| TASK TO COMPLETE |
Count how many lines include "filled" and answer with that number only.

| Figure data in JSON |
## start
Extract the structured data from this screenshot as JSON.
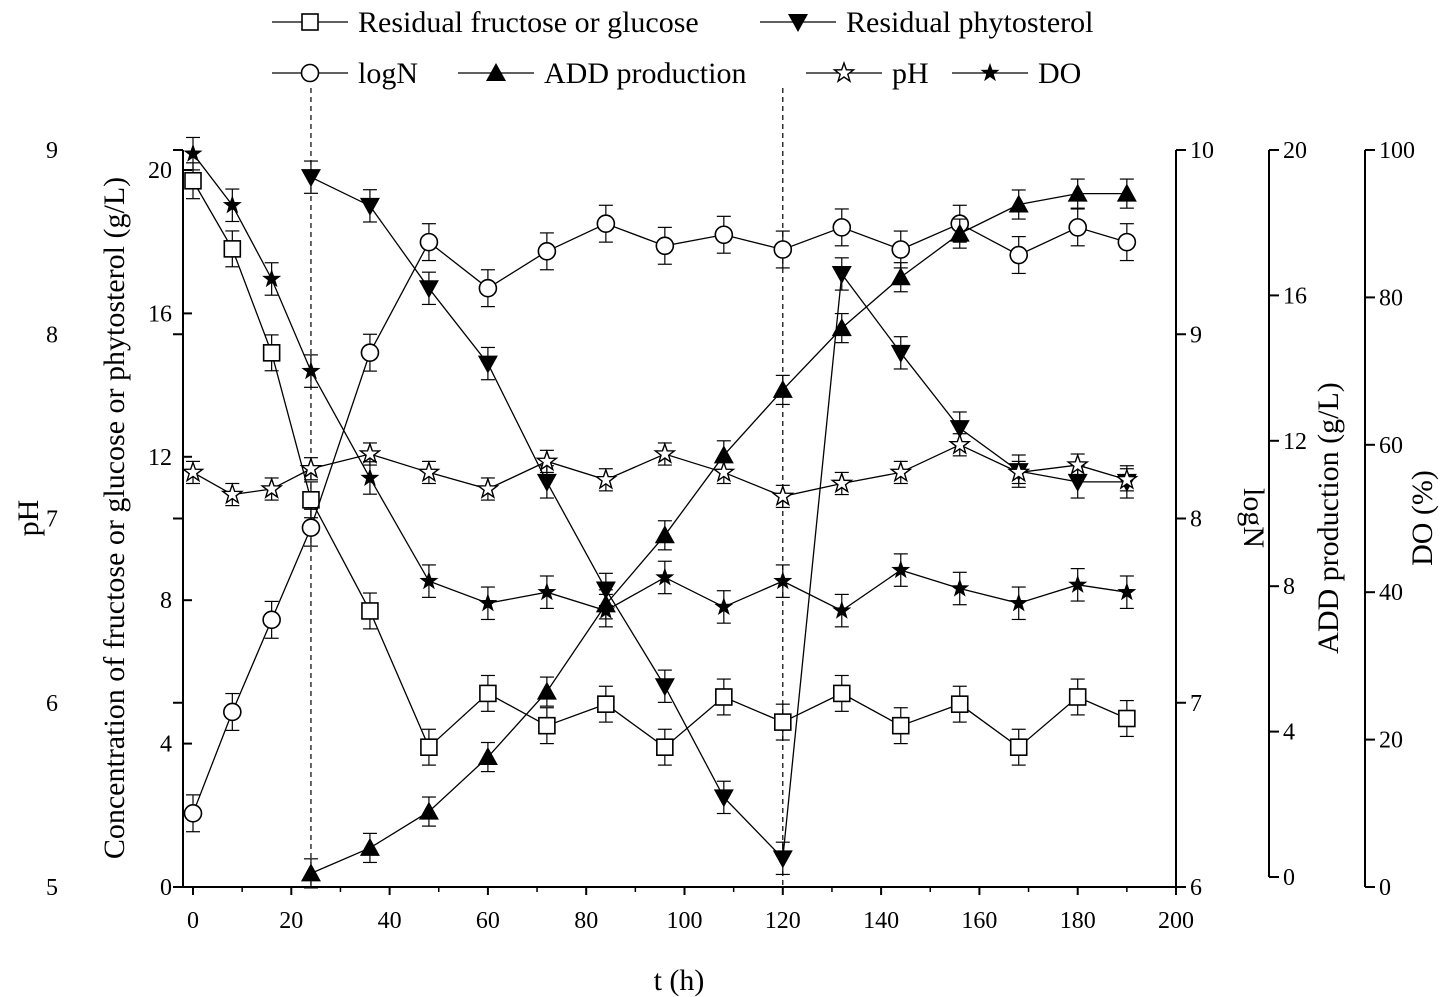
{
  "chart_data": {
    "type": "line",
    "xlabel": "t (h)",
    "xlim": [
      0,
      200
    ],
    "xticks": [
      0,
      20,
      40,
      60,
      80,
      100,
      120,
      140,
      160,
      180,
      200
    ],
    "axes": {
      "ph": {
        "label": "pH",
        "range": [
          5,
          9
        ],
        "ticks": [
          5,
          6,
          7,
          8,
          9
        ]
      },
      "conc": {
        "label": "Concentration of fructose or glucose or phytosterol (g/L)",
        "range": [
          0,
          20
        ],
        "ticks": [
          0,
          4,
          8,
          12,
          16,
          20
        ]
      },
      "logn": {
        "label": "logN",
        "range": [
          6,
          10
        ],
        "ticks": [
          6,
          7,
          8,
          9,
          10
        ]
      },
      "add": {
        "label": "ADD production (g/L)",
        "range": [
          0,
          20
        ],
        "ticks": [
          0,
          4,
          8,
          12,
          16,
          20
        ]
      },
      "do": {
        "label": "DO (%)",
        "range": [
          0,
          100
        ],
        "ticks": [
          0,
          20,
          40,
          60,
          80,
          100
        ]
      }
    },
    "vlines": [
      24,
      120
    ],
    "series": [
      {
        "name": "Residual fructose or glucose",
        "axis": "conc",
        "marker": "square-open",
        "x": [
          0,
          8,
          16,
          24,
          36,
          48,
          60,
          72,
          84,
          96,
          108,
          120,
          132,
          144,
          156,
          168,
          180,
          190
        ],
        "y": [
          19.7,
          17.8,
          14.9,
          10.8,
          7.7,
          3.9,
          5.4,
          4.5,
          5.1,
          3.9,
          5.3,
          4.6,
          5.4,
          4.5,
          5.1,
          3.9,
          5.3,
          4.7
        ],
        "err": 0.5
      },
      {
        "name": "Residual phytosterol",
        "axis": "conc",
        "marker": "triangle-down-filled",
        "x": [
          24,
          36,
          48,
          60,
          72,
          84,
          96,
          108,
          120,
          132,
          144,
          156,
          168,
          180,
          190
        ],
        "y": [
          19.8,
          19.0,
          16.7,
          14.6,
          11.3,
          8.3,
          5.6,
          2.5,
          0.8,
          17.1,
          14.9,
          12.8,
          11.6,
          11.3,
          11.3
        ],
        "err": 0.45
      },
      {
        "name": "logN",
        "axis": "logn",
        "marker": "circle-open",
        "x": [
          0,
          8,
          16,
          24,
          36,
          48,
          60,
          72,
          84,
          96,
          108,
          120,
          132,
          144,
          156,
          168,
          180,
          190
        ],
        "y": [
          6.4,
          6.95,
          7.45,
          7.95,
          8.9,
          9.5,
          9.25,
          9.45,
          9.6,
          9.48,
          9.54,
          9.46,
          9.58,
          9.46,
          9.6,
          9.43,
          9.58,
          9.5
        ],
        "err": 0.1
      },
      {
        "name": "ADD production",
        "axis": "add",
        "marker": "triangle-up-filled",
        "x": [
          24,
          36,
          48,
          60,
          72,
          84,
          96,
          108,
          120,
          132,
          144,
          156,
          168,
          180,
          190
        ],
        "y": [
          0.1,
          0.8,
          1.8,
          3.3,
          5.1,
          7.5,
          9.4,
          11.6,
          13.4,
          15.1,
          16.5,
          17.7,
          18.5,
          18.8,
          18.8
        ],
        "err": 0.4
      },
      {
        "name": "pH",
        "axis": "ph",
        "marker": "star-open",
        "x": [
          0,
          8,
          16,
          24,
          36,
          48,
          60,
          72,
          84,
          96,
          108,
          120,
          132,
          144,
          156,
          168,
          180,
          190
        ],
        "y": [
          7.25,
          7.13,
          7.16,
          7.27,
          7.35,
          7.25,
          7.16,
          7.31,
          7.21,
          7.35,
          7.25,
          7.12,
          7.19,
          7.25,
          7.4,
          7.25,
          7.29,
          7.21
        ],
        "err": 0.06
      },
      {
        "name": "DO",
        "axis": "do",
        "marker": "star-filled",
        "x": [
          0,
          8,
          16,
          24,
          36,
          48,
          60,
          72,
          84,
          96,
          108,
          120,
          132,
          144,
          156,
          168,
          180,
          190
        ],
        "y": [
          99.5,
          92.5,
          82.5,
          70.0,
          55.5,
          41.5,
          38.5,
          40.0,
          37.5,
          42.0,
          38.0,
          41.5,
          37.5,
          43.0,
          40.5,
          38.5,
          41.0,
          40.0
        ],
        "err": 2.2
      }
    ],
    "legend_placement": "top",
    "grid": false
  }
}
## end
## start
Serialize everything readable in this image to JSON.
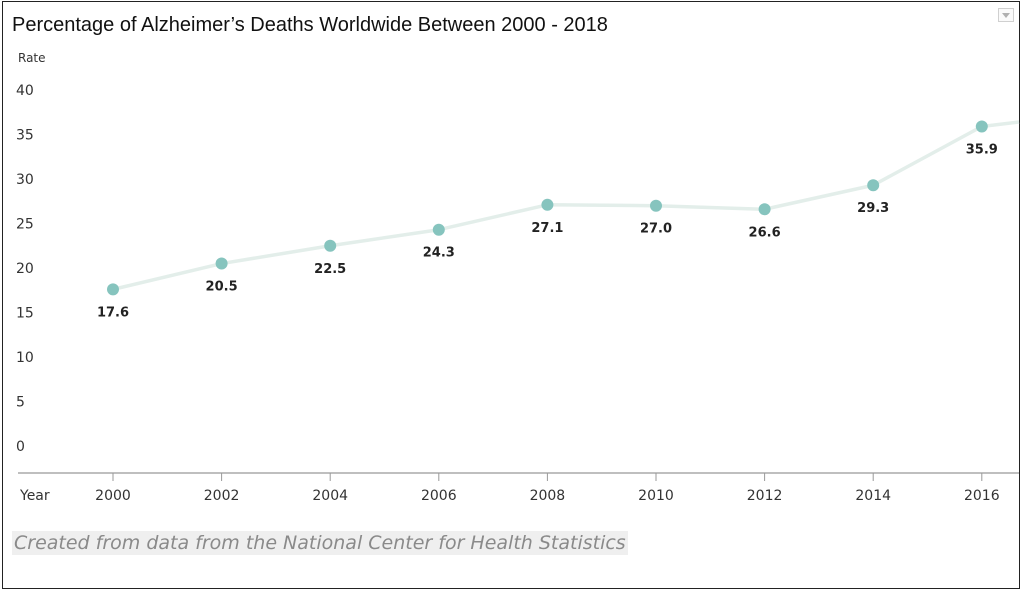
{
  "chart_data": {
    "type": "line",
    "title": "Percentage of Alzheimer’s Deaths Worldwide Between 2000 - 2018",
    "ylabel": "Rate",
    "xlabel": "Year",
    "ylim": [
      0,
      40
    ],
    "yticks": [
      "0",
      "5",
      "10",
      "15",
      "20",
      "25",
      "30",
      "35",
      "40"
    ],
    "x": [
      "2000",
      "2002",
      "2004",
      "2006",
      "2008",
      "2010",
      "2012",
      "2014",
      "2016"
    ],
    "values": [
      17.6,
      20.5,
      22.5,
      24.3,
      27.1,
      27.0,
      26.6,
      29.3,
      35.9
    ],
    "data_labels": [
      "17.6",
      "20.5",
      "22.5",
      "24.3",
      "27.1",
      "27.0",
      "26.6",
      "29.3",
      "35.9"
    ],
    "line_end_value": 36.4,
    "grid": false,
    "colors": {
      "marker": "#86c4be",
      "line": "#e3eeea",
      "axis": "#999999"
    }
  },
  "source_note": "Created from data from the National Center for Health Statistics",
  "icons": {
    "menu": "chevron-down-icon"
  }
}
## end
| RESULT |
3